EXERCISE GOAL -> Write the entries out again exactly as they stand, but without the pictures.

DATA ->
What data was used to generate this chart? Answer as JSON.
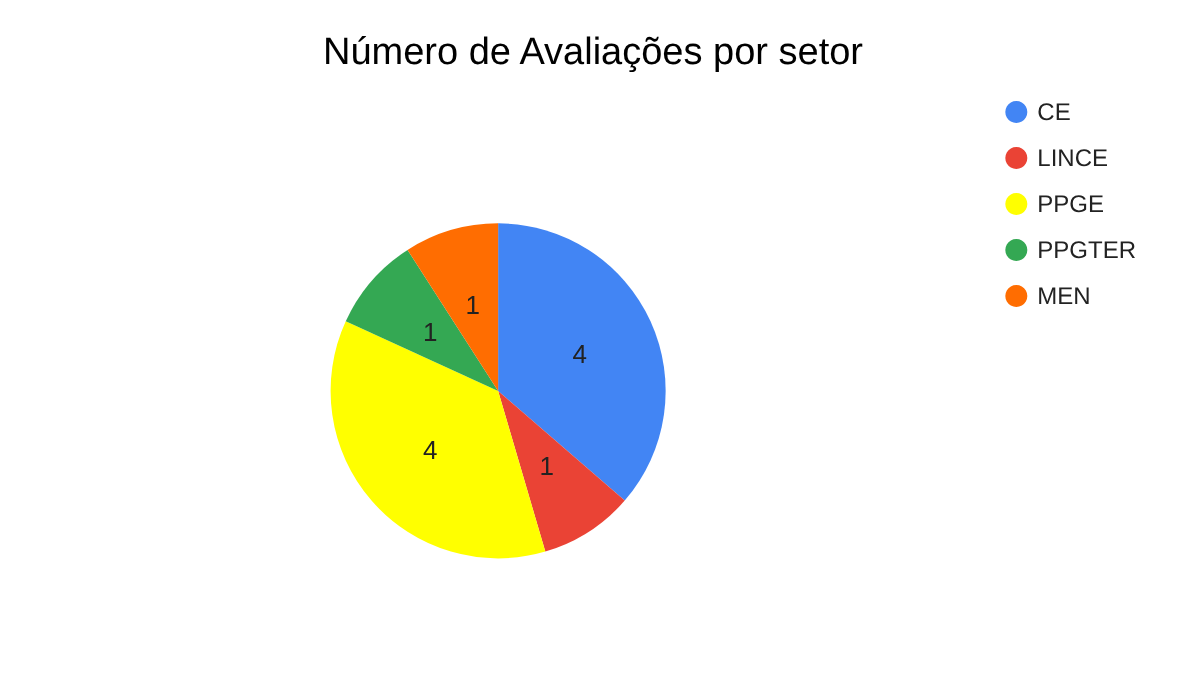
{
  "chart_data": {
    "type": "pie",
    "title": "Número de Avaliações por setor",
    "categories": [
      "CE",
      "LINCE",
      "PPGE",
      "PPGTER",
      "MEN"
    ],
    "values": [
      4,
      1,
      4,
      1,
      1
    ],
    "colors": [
      "#4285f4",
      "#ea4335",
      "#ffff00",
      "#34a853",
      "#ff6d01"
    ],
    "data_labels": true,
    "legend": "top right"
  }
}
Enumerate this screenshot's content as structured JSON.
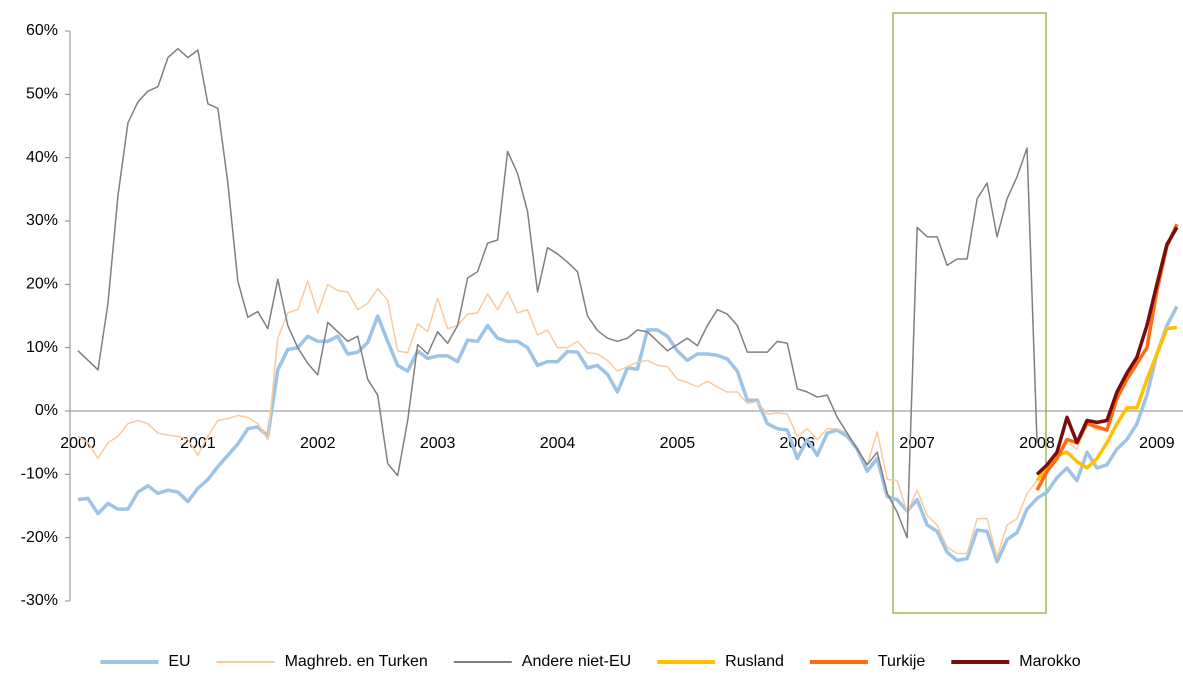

THE OUTPUT ->
What data was used to generate this chart? Answer as JSON.
{
  "chart_data": {
    "type": "pie",
    "title": "Número de Avaliações por setor",
    "categories": [
      "CE",
      "LINCE",
      "PPGE",
      "PPGTER",
      "MEN"
    ],
    "values": [
      4,
      1,
      4,
      1,
      1
    ],
    "colors": [
      "#4285f4",
      "#ea4335",
      "#ffff00",
      "#34a853",
      "#ff6d01"
    ],
    "data_labels": true,
    "legend": "top right"
  }
}
Enumerate this screenshot's content as structured JSON.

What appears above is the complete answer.